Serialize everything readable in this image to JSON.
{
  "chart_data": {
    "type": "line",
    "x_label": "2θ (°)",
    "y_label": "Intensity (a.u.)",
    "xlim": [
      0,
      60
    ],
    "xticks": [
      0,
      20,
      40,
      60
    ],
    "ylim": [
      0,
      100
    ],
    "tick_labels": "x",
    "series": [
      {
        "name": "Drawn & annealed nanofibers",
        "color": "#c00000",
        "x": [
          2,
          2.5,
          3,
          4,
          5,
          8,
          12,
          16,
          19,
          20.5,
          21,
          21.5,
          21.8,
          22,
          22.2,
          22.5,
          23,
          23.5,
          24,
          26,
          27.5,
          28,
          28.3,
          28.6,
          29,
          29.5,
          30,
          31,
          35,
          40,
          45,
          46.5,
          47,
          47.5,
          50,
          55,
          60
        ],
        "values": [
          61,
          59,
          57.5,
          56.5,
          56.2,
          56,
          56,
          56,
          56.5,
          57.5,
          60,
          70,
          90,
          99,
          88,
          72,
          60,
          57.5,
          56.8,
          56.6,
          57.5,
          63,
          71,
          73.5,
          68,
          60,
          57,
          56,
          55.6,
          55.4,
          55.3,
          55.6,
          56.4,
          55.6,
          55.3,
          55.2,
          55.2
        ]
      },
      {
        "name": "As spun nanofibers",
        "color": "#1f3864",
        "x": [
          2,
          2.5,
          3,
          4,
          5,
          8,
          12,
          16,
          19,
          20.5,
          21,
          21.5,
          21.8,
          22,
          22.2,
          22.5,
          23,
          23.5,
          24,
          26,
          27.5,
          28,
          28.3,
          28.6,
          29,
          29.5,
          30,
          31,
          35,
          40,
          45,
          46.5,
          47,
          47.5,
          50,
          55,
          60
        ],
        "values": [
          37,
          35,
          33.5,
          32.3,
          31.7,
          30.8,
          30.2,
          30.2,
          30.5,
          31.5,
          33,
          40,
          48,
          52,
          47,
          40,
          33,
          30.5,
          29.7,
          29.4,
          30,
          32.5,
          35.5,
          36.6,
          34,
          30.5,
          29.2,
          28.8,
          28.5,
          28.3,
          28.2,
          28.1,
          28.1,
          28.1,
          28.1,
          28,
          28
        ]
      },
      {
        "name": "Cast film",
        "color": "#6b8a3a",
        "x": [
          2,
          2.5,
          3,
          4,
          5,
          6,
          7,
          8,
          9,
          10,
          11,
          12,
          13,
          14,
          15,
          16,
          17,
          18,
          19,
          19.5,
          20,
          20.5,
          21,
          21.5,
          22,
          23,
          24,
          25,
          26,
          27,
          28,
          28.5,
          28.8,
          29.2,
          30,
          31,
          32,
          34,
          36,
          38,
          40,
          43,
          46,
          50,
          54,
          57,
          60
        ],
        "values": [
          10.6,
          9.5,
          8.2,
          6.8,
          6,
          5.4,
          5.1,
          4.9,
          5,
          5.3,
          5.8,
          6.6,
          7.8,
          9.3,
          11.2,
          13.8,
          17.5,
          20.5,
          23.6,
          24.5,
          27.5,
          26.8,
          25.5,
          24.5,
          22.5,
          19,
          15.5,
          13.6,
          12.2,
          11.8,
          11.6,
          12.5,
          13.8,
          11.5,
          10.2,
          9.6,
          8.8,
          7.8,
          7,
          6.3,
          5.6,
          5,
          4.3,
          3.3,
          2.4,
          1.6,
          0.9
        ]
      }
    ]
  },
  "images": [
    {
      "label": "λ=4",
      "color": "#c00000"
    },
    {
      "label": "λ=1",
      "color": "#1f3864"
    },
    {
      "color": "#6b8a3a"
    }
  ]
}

**Task prompt:** Each record must be repeated exactly as it is.

**The answer:**
Serialize everything readable in this image to JSON.
{
  "chart_data": {
    "type": "line",
    "x_label": "2θ (°)",
    "y_label": "Intensity (a.u.)",
    "xlim": [
      0,
      60
    ],
    "xticks": [
      0,
      20,
      40,
      60
    ],
    "ylim": [
      0,
      100
    ],
    "tick_labels": "x",
    "series": [
      {
        "name": "Drawn & annealed nanofibers",
        "color": "#c00000",
        "x": [
          2,
          2.5,
          3,
          4,
          5,
          8,
          12,
          16,
          19,
          20.5,
          21,
          21.5,
          21.8,
          22,
          22.2,
          22.5,
          23,
          23.5,
          24,
          26,
          27.5,
          28,
          28.3,
          28.6,
          29,
          29.5,
          30,
          31,
          35,
          40,
          45,
          46.5,
          47,
          47.5,
          50,
          55,
          60
        ],
        "values": [
          61,
          59,
          57.5,
          56.5,
          56.2,
          56,
          56,
          56,
          56.5,
          57.5,
          60,
          70,
          90,
          99,
          88,
          72,
          60,
          57.5,
          56.8,
          56.6,
          57.5,
          63,
          71,
          73.5,
          68,
          60,
          57,
          56,
          55.6,
          55.4,
          55.3,
          55.6,
          56.4,
          55.6,
          55.3,
          55.2,
          55.2
        ]
      },
      {
        "name": "As spun nanofibers",
        "color": "#1f3864",
        "x": [
          2,
          2.5,
          3,
          4,
          5,
          8,
          12,
          16,
          19,
          20.5,
          21,
          21.5,
          21.8,
          22,
          22.2,
          22.5,
          23,
          23.5,
          24,
          26,
          27.5,
          28,
          28.3,
          28.6,
          29,
          29.5,
          30,
          31,
          35,
          40,
          45,
          46.5,
          47,
          47.5,
          50,
          55,
          60
        ],
        "values": [
          37,
          35,
          33.5,
          32.3,
          31.7,
          30.8,
          30.2,
          30.2,
          30.5,
          31.5,
          33,
          40,
          48,
          52,
          47,
          40,
          33,
          30.5,
          29.7,
          29.4,
          30,
          32.5,
          35.5,
          36.6,
          34,
          30.5,
          29.2,
          28.8,
          28.5,
          28.3,
          28.2,
          28.1,
          28.1,
          28.1,
          28.1,
          28,
          28
        ]
      },
      {
        "name": "Cast film",
        "color": "#6b8a3a",
        "x": [
          2,
          2.5,
          3,
          4,
          5,
          6,
          7,
          8,
          9,
          10,
          11,
          12,
          13,
          14,
          15,
          16,
          17,
          18,
          19,
          19.5,
          20,
          20.5,
          21,
          21.5,
          22,
          23,
          24,
          25,
          26,
          27,
          28,
          28.5,
          28.8,
          29.2,
          30,
          31,
          32,
          34,
          36,
          38,
          40,
          43,
          46,
          50,
          54,
          57,
          60
        ],
        "values": [
          10.6,
          9.5,
          8.2,
          6.8,
          6,
          5.4,
          5.1,
          4.9,
          5,
          5.3,
          5.8,
          6.6,
          7.8,
          9.3,
          11.2,
          13.8,
          17.5,
          20.5,
          23.6,
          24.5,
          27.5,
          26.8,
          25.5,
          24.5,
          22.5,
          19,
          15.5,
          13.6,
          12.2,
          11.8,
          11.6,
          12.5,
          13.8,
          11.5,
          10.2,
          9.6,
          8.8,
          7.8,
          7,
          6.3,
          5.6,
          5,
          4.3,
          3.3,
          2.4,
          1.6,
          0.9
        ]
      }
    ]
  },
  "images": [
    {
      "label": "λ=4",
      "color": "#c00000"
    },
    {
      "label": "λ=1",
      "color": "#1f3864"
    },
    {
      "color": "#6b8a3a"
    }
  ]
}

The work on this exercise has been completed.